Report every line from the material that contains the word "시방배합표의".
────────────────
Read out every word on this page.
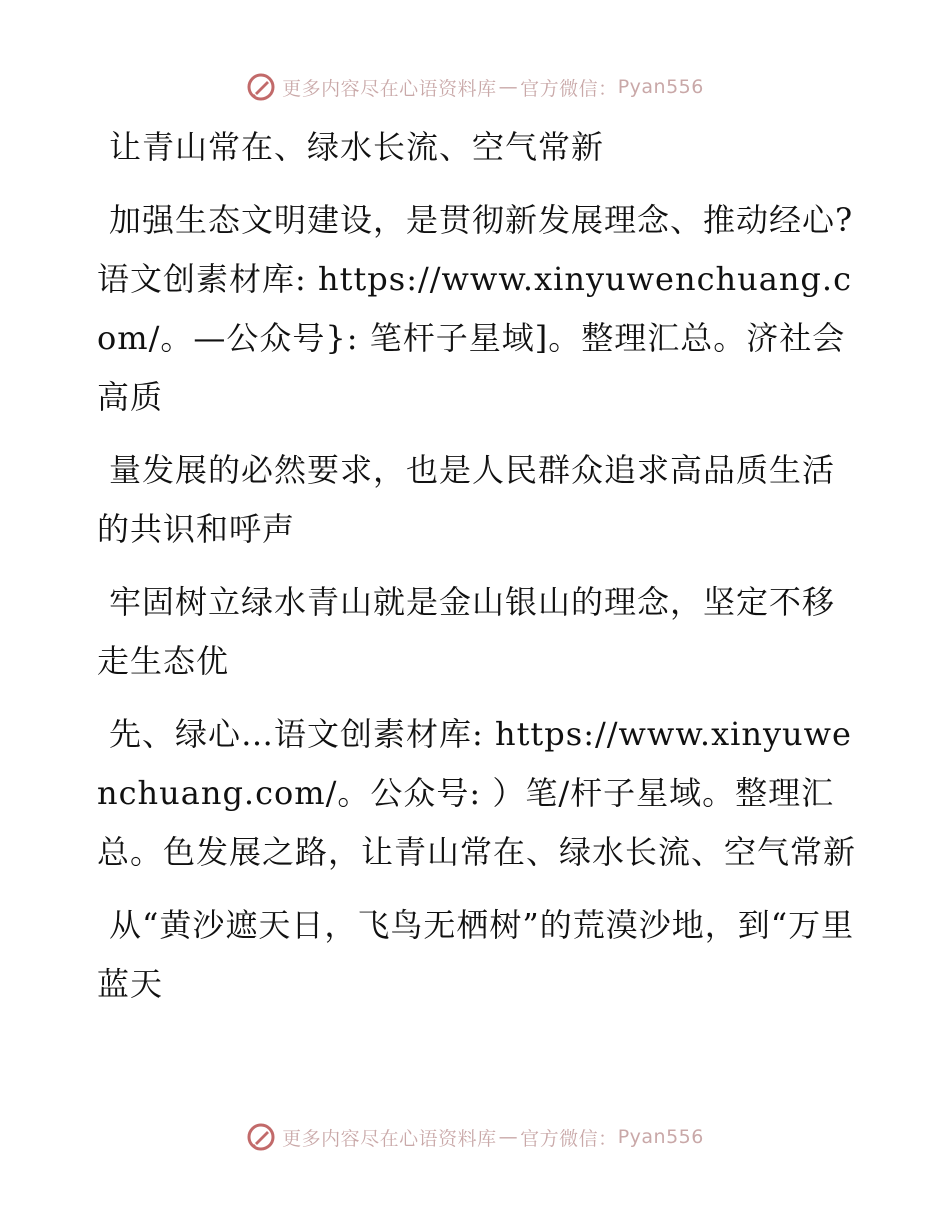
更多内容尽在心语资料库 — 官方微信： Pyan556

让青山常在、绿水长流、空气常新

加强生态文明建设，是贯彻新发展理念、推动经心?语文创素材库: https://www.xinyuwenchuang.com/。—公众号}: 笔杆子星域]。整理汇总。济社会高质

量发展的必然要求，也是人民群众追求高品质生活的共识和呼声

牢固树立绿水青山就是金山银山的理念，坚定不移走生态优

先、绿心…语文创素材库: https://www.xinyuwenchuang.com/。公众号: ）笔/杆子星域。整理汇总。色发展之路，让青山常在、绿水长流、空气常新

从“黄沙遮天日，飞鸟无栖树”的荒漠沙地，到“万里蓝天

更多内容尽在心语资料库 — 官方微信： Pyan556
────────────────
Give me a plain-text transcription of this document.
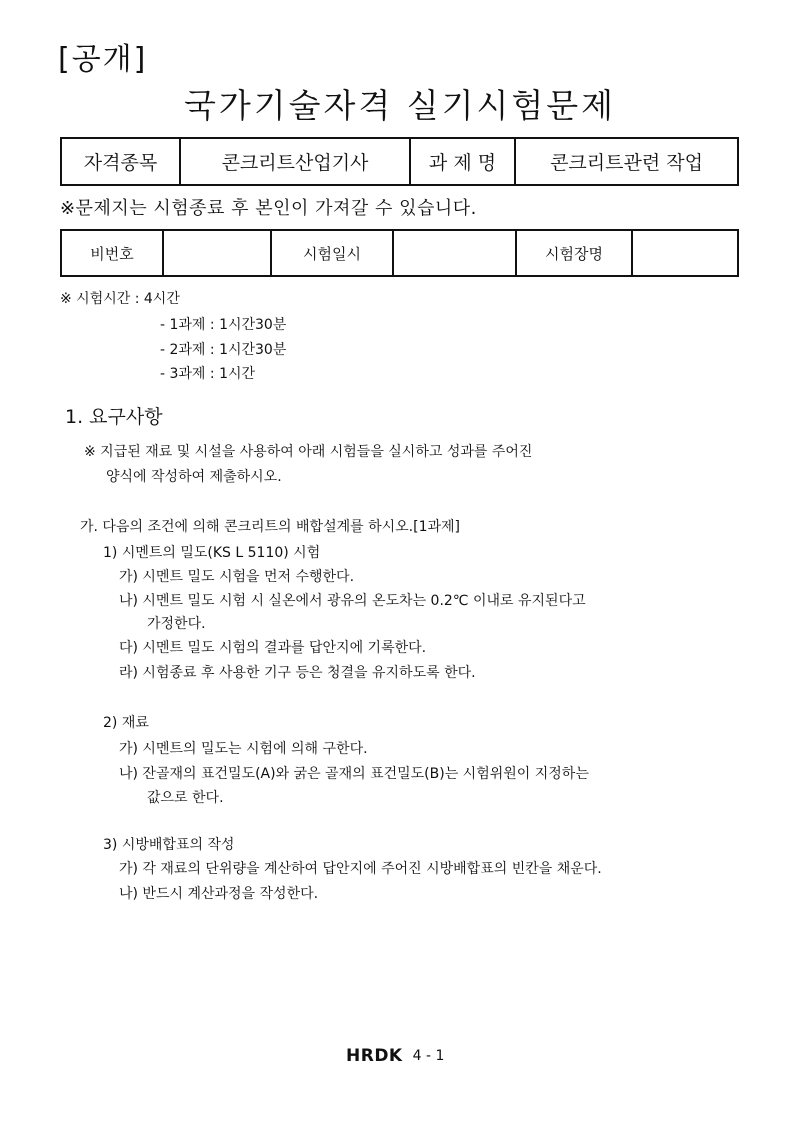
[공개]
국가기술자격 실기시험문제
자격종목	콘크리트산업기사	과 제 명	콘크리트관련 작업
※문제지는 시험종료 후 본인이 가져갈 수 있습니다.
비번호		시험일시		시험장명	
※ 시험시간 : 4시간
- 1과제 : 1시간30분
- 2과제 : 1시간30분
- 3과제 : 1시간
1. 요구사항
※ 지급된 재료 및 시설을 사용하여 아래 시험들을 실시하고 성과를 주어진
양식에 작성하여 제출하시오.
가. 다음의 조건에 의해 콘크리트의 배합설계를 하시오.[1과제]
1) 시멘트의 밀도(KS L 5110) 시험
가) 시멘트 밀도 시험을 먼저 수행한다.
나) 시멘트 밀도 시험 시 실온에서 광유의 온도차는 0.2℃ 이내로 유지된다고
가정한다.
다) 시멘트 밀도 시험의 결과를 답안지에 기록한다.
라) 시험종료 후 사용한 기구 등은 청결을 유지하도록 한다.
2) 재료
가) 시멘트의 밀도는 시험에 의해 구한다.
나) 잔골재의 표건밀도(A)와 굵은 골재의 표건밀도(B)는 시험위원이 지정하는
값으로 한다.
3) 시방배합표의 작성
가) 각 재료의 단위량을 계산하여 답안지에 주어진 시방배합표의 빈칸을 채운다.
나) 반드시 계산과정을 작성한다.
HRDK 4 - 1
────────────────
EXERCISE ANSWER:
3) 시방배합표의 작성
가) 각 재료의 단위량을 계산하여 답안지에 주어진 시방배합표의 빈칸을 채운다.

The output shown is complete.